Teks Bacaan -
Keranjang Khas Suku Karo, Dulu dan Mendatang

Keranjang Karo


 Salmen S. Kembaren

Pendahuluan

Setiap perkampungan Karo memiliki “pulo-pulo”. Pulo-pulo ini belum sepenuhnya saya dalami arti dan maknanya. Sejauh pengamatan saya, pulo-pulo ini dibuat serupa pagar sekeliling desa. Pagar ini dapat menjadi petunjuk bagi kita bahwa itu artinya kampung tidak akan jauh lagi kita temukan. Dan kali ini adalah masyarakat Karo Julu (Karo Timur) yang dibagi lagi menjadi dua yakni gugung dan Deli. Persamaan kedua daerah ini terutama pada logat bahasa Karo dan juga procedural peradatannya. Namun, saya tidak akan membahas tata peradatan mereka. Di masyarakat Karo Julu bagian Gugung yang menjadi pusat perhatian saya kali ini. Dan tulisan ini juga menurut saya belum layak disebut sebagai kajian ilmiah. Tulisan ini mungkin hanya sebatas opini atau sebuah tulisan pengantar untuk penelitian lebih lanjut.

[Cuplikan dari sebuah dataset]

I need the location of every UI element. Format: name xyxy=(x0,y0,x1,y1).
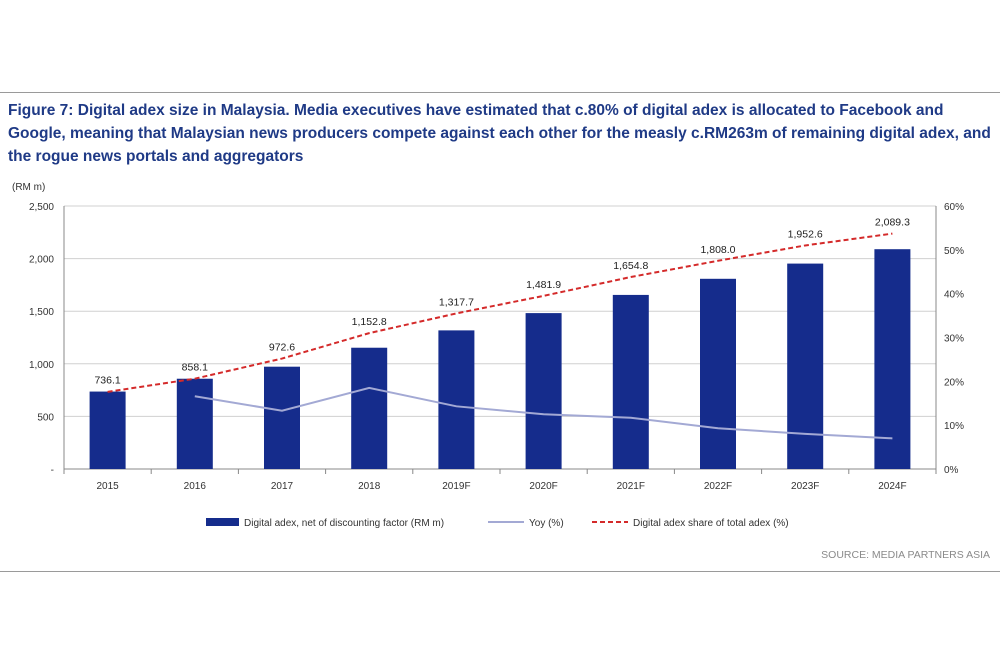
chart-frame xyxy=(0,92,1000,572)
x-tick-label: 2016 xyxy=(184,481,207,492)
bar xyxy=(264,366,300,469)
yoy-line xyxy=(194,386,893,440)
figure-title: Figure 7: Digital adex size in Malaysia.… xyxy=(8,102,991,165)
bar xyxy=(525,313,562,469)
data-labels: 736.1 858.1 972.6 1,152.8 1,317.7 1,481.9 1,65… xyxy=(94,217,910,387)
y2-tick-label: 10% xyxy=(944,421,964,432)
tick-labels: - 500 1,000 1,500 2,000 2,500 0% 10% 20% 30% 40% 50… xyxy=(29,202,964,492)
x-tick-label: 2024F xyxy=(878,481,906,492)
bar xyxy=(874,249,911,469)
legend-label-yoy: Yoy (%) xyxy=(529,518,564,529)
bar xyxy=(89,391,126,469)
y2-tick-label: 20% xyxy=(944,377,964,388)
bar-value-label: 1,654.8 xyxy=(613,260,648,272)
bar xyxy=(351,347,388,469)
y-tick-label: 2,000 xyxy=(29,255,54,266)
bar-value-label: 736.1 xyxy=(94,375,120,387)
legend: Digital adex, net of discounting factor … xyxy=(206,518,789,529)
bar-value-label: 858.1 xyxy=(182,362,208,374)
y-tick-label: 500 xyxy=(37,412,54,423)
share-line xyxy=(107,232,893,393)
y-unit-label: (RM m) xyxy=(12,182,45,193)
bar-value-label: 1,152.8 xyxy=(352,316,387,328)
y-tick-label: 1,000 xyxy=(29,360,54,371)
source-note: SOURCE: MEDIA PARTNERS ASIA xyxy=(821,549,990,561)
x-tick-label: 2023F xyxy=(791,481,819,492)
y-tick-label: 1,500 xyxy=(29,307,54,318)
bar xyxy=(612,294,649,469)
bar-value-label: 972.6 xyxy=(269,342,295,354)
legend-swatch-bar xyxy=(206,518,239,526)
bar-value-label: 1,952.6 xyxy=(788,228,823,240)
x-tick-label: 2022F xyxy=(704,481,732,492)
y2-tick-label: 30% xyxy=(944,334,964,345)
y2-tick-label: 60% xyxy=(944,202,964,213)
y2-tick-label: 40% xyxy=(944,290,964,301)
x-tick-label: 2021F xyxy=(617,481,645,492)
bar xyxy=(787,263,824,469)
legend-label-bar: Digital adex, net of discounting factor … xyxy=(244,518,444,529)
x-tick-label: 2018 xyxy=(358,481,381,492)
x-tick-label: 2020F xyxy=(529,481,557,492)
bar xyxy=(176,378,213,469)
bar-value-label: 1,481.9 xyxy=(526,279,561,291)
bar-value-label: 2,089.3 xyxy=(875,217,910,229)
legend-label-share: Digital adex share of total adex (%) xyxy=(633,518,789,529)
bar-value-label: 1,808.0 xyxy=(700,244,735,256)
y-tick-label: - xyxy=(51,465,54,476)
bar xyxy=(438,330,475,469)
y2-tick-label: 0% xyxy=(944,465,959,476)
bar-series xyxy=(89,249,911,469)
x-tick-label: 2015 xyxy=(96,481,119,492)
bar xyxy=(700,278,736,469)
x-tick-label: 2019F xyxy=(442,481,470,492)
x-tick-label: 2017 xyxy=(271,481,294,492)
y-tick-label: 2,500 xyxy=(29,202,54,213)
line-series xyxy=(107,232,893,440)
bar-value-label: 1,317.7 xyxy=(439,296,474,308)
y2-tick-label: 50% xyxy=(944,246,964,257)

Tujuan Tugas - Menurut teks tentang keranjang Karo, masyarakat Karo Julu dibagi menjadi dua bagian apa saja? Jawablah hanya berdasarkan teks tentang keranjang Karo.

Jawaban Akhir - Gugung dan Deli.